↓
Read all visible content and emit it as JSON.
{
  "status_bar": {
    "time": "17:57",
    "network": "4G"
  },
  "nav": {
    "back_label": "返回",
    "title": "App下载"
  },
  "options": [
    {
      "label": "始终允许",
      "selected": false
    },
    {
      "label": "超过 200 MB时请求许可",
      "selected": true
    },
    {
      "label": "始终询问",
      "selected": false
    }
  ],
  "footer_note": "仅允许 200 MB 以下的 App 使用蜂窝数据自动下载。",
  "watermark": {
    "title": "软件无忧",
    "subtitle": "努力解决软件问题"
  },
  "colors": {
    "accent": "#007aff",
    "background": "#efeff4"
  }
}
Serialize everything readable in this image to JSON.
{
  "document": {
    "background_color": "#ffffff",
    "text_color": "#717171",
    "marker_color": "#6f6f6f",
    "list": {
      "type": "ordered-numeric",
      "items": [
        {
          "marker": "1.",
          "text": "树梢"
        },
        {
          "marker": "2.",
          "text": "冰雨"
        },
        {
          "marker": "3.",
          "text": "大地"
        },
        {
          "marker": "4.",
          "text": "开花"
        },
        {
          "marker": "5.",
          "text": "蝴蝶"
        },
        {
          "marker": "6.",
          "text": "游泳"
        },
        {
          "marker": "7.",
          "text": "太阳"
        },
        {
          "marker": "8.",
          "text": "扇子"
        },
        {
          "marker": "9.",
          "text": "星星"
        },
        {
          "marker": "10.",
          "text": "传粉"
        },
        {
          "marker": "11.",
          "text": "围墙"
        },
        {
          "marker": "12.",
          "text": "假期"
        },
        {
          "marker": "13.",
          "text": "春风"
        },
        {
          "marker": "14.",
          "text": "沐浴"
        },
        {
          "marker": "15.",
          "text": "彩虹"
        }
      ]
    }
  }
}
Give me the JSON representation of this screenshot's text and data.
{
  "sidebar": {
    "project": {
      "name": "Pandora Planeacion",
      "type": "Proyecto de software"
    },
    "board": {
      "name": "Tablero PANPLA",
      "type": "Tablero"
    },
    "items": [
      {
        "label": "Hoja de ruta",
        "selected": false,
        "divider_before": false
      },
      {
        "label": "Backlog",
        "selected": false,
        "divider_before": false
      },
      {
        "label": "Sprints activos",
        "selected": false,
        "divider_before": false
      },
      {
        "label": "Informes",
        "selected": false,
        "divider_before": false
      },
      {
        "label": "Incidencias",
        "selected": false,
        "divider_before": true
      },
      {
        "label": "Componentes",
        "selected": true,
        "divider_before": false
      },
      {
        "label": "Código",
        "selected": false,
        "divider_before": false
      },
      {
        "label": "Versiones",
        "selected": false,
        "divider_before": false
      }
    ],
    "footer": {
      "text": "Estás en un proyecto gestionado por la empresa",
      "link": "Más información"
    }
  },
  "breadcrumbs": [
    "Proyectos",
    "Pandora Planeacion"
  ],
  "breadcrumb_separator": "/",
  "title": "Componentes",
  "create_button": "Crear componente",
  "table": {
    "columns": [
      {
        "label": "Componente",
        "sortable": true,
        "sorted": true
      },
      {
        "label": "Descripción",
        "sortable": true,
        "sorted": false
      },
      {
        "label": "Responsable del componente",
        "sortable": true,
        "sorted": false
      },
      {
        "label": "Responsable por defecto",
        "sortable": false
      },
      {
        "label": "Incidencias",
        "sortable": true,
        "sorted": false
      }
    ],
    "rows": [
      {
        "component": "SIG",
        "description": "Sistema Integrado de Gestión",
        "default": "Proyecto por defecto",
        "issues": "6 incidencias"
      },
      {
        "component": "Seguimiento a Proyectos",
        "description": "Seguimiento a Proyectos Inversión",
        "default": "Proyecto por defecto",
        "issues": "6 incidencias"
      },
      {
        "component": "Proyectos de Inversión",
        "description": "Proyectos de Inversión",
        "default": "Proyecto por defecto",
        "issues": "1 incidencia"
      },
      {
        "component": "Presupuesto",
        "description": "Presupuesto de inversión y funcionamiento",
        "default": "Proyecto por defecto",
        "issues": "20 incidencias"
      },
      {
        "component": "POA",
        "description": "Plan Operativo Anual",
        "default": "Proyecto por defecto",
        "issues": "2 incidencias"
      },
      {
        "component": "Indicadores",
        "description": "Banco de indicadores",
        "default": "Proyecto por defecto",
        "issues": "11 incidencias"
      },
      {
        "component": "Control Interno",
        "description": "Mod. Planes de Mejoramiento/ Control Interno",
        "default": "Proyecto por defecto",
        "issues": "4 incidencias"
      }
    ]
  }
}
↑
Exercise details: Return what is listed above, exactly and completely.

Exercise answer:
Read all visible content and emit it as JSON.
{
  "status_bar": {
    "time": "17:57",
    "network": "4G"
  },
  "nav": {
    "back_label": "返回",
    "title": "App下载"
  },
  "options": [
    {
      "label": "始终允许",
      "selected": false
    },
    {
      "label": "超过 200 MB时请求许可",
      "selected": true
    },
    {
      "label": "始终询问",
      "selected": false
    }
  ],
  "footer_note": "仅允许 200 MB 以下的 App 使用蜂窝数据自动下载。",
  "watermark": {
    "title": "软件无忧",
    "subtitle": "努力解决软件问题"
  },
  "colors": {
    "accent": "#007aff",
    "background": "#efeff4"
  }
}
Serialize everything readable in this image to JSON.
{
  "document": {
    "background_color": "#ffffff",
    "text_color": "#717171",
    "marker_color": "#6f6f6f",
    "list": {
      "type": "ordered-numeric",
      "items": [
        {
          "marker": "1.",
          "text": "树梢"
        },
        {
          "marker": "2.",
          "text": "冰雨"
        },
        {
          "marker": "3.",
          "text": "大地"
        },
        {
          "marker": "4.",
          "text": "开花"
        },
        {
          "marker": "5.",
          "text": "蝴蝶"
        },
        {
          "marker": "6.",
          "text": "游泳"
        },
        {
          "marker": "7.",
          "text": "太阳"
        },
        {
          "marker": "8.",
          "text": "扇子"
        },
        {
          "marker": "9.",
          "text": "星星"
        },
        {
          "marker": "10.",
          "text": "传粉"
        },
        {
          "marker": "11.",
          "text": "围墙"
        },
        {
          "marker": "12.",
          "text": "假期"
        },
        {
          "marker": "13.",
          "text": "春风"
        },
        {
          "marker": "14.",
          "text": "沐浴"
        },
        {
          "marker": "15.",
          "text": "彩虹"
        }
      ]
    }
  }
}
Give me the JSON representation of this screenshot's text and data.
{
  "sidebar": {
    "project": {
      "name": "Pandora Planeacion",
      "type": "Proyecto de software"
    },
    "board": {
      "name": "Tablero PANPLA",
      "type": "Tablero"
    },
    "items": [
      {
        "label": "Hoja de ruta",
        "selected": false,
        "divider_before": false
      },
      {
        "label": "Backlog",
        "selected": false,
        "divider_before": false
      },
      {
        "label": "Sprints activos",
        "selected": false,
        "divider_before": false
      },
      {
        "label": "Informes",
        "selected": false,
        "divider_before": false
      },
      {
        "label": "Incidencias",
        "selected": false,
        "divider_before": true
      },
      {
        "label": "Componentes",
        "selected": true,
        "divider_before": false
      },
      {
        "label": "Código",
        "selected": false,
        "divider_before": false
      },
      {
        "label": "Versiones",
        "selected": false,
        "divider_before": false
      }
    ],
    "footer": {
      "text": "Estás en un proyecto gestionado por la empresa",
      "link": "Más información"
    }
  },
  "breadcrumbs": [
    "Proyectos",
    "Pandora Planeacion"
  ],
  "breadcrumb_separator": "/",
  "title": "Componentes",
  "create_button": "Crear componente",
  "table": {
    "columns": [
      {
        "label": "Componente",
        "sortable": true,
        "sorted": true
      },
      {
        "label": "Descripción",
        "sortable": true,
        "sorted": false
      },
      {
        "label": "Responsable del componente",
        "sortable": true,
        "sorted": false
      },
      {
        "label": "Responsable por defecto",
        "sortable": false
      },
      {
        "label": "Incidencias",
        "sortable": true,
        "sorted": false
      }
    ],
    "rows": [
      {
        "component": "SIG",
        "description": "Sistema Integrado de Gestión",
        "default": "Proyecto por defecto",
        "issues": "6 incidencias"
      },
      {
        "component": "Seguimiento a Proyectos",
        "description": "Seguimiento a Proyectos Inversión",
        "default": "Proyecto por defecto",
        "issues": "6 incidencias"
      },
      {
        "component": "Proyectos de Inversión",
        "description": "Proyectos de Inversión",
        "default": "Proyecto por defecto",
        "issues": "1 incidencia"
      },
      {
        "component": "Presupuesto",
        "description": "Presupuesto de inversión y funcionamiento",
        "default": "Proyecto por defecto",
        "issues": "20 incidencias"
      },
      {
        "component": "POA",
        "description": "Plan Operativo Anual",
        "default": "Proyecto por defecto",
        "issues": "2 incidencias"
      },
      {
        "component": "Indicadores",
        "description": "Banco de indicadores",
        "default": "Proyecto por defecto",
        "issues": "11 incidencias"
      },
      {
        "component": "Control Interno",
        "description": "Mod. Planes de Mejoramiento/ Control Interno",
        "default": "Proyecto por defecto",
        "issues": "4 incidencias"
      }
    ]
  }
}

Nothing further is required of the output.